Your objective » Write out the data below in full, unchanged, minus the images.

(Figure content listings)

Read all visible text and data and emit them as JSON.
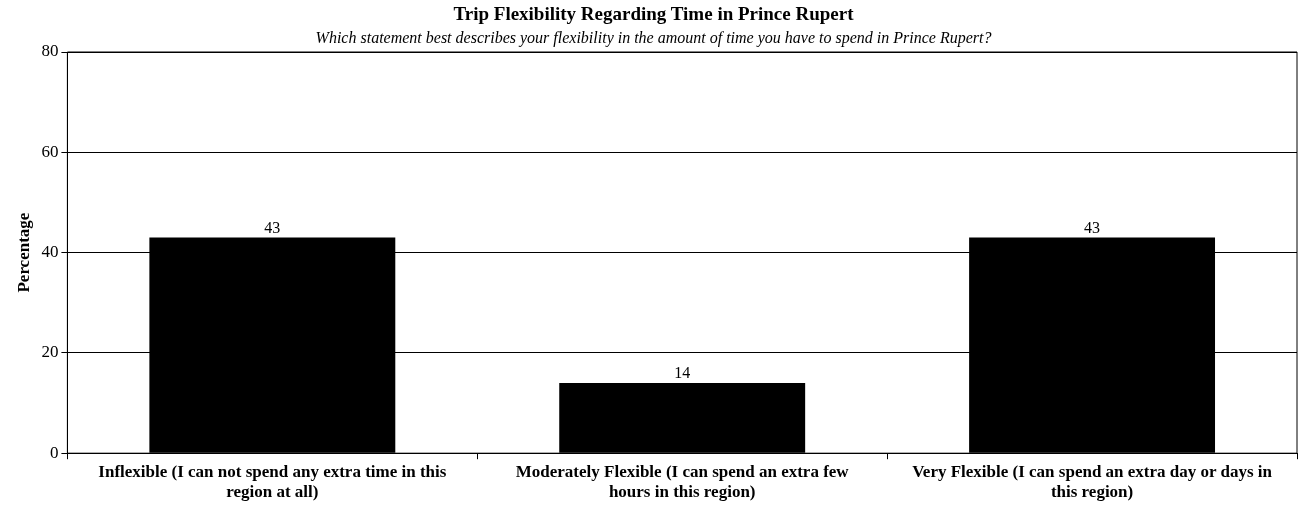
{
  "chart_data": {
    "type": "bar",
    "title": "Trip Flexibility Regarding Time in Prince Rupert",
    "subtitle": "Which statement best describes your flexibility in the amount of time you have to spend in Prince Rupert?",
    "ylabel": "Percentage",
    "categories": [
      "Inflexible (I can not spend any extra time in this region at all)",
      "Moderately Flexible (I can spend an extra few hours in this region)",
      "Very Flexible (I can spend an extra day or days in this region)"
    ],
    "values": [
      43,
      14,
      43
    ],
    "color": "#000000",
    "ylim": [
      0,
      80
    ],
    "yticks": [
      0,
      20,
      40,
      60,
      80
    ],
    "grid": "y",
    "legend": false,
    "data_labels": true
  }
}
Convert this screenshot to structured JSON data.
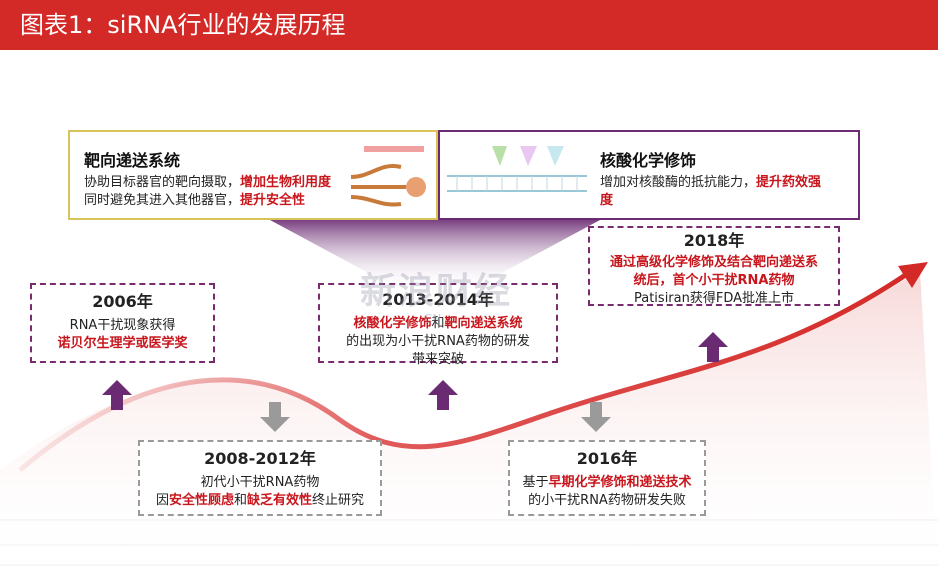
{
  "header": {
    "title": "图表1：siRNA行业的发展历程"
  },
  "top_left": {
    "title": "靶向递送系统",
    "line1_plain": "协助目标器官的靶向摄取，",
    "line1_red": "增加生物利用度",
    "line2_plain": "同时避免其进入其他器官，",
    "line2_red": "提升安全性"
  },
  "top_right": {
    "title": "核酸化学修饰",
    "line1_plain": "增加对核酸酶的抵抗能力，",
    "line1_red": "提升药效强",
    "line2_red": "度"
  },
  "events": {
    "e2006": {
      "year": "2006年",
      "line1": "RNA干扰现象获得",
      "line2_red": "诺贝尔生理学或医学奖"
    },
    "e2013": {
      "year": "2013-2014年",
      "line1_red_a": "核酸化学修饰",
      "line1_mid": "和",
      "line1_red_b": "靶向递送系统",
      "line2": "的出现为小干扰RNA药物的研发",
      "line3": "带来突破"
    },
    "e2018": {
      "year": "2018年",
      "line1_red": "通过高级化学修饰及结合靶向递送系",
      "line2_red": "统后，首个小干扰RNA药物",
      "line3": "Patisiran获得FDA批准上市"
    },
    "e2008": {
      "year": "2008-2012年",
      "line1": "初代小干扰RNA药物",
      "line2_a": "因",
      "line2_red_a": "安全性顾虑",
      "line2_b": "和",
      "line2_red_b": "缺乏有效性",
      "line2_c": "终止研究"
    },
    "e2016": {
      "year": "2016年",
      "line1_a": "基于",
      "line1_red": "早期化学修饰和递送技术",
      "line2": "的小干扰RNA药物研发失败"
    }
  },
  "watermark": {
    "text": "新浪财经",
    "sub": ".CN"
  },
  "colors": {
    "header": "#d42a27",
    "accent_red": "#c8161d",
    "purple": "#6b2b73",
    "gray_arrow": "#9a9a9a"
  }
}
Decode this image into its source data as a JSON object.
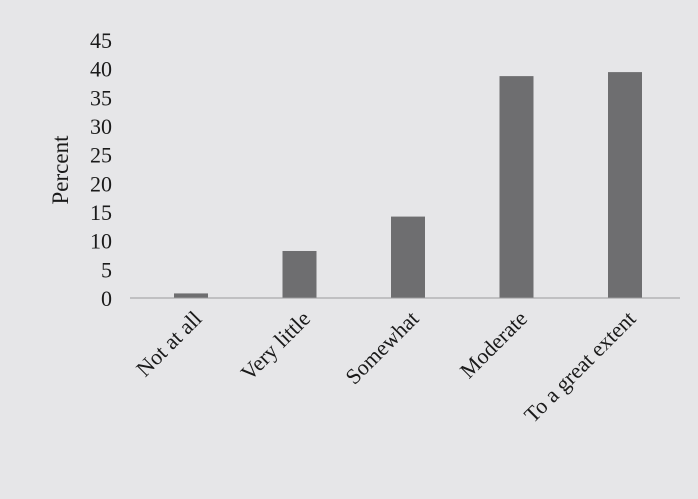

Output for this exercise »
Read all visible text and data and emit them as JSON.
{
  "chart_data": {
    "type": "bar",
    "title": "Trip Flexibility Regarding Time in Prince Rupert",
    "subtitle": "Which statement best describes your flexibility in the amount of time you have to spend in Prince Rupert?",
    "ylabel": "Percentage",
    "categories": [
      "Inflexible (I can not spend any extra time in this region at all)",
      "Moderately Flexible (I can spend an extra few hours in this region)",
      "Very Flexible (I can spend an extra day or days in this region)"
    ],
    "values": [
      43,
      14,
      43
    ],
    "color": "#000000",
    "ylim": [
      0,
      80
    ],
    "yticks": [
      0,
      20,
      40,
      60,
      80
    ],
    "grid": "y",
    "legend": false,
    "data_labels": true
  }
}
Convert this screenshot to structured JSON data.
{
  "header": {
    "title": "图表1：siRNA行业的发展历程"
  },
  "top_left": {
    "title": "靶向递送系统",
    "line1_plain": "协助目标器官的靶向摄取，",
    "line1_red": "增加生物利用度",
    "line2_plain": "同时避免其进入其他器官，",
    "line2_red": "提升安全性"
  },
  "top_right": {
    "title": "核酸化学修饰",
    "line1_plain": "增加对核酸酶的抵抗能力，",
    "line1_red": "提升药效强",
    "line2_red": "度"
  },
  "events": {
    "e2006": {
      "year": "2006年",
      "line1": "RNA干扰现象获得",
      "line2_red": "诺贝尔生理学或医学奖"
    },
    "e2013": {
      "year": "2013-2014年",
      "line1_red_a": "核酸化学修饰",
      "line1_mid": "和",
      "line1_red_b": "靶向递送系统",
      "line2": "的出现为小干扰RNA药物的研发",
      "line3": "带来突破"
    },
    "e2018": {
      "year": "2018年",
      "line1_red": "通过高级化学修饰及结合靶向递送系",
      "line2_red": "统后，首个小干扰RNA药物",
      "line3": "Patisiran获得FDA批准上市"
    },
    "e2008": {
      "year": "2008-2012年",
      "line1": "初代小干扰RNA药物",
      "line2_a": "因",
      "line2_red_a": "安全性顾虑",
      "line2_b": "和",
      "line2_red_b": "缺乏有效性",
      "line2_c": "终止研究"
    },
    "e2016": {
      "year": "2016年",
      "line1_a": "基于",
      "line1_red": "早期化学修饰和递送技术",
      "line2": "的小干扰RNA药物研发失败"
    }
  },
  "watermark": {
    "text": "新浪财经",
    "sub": ".CN"
  },
  "colors": {
    "header": "#d42a27",
    "accent_red": "#c8161d",
    "purple": "#6b2b73",
    "gray_arrow": "#9a9a9a"
  }
}
Decode this image into its source data as a JSON object.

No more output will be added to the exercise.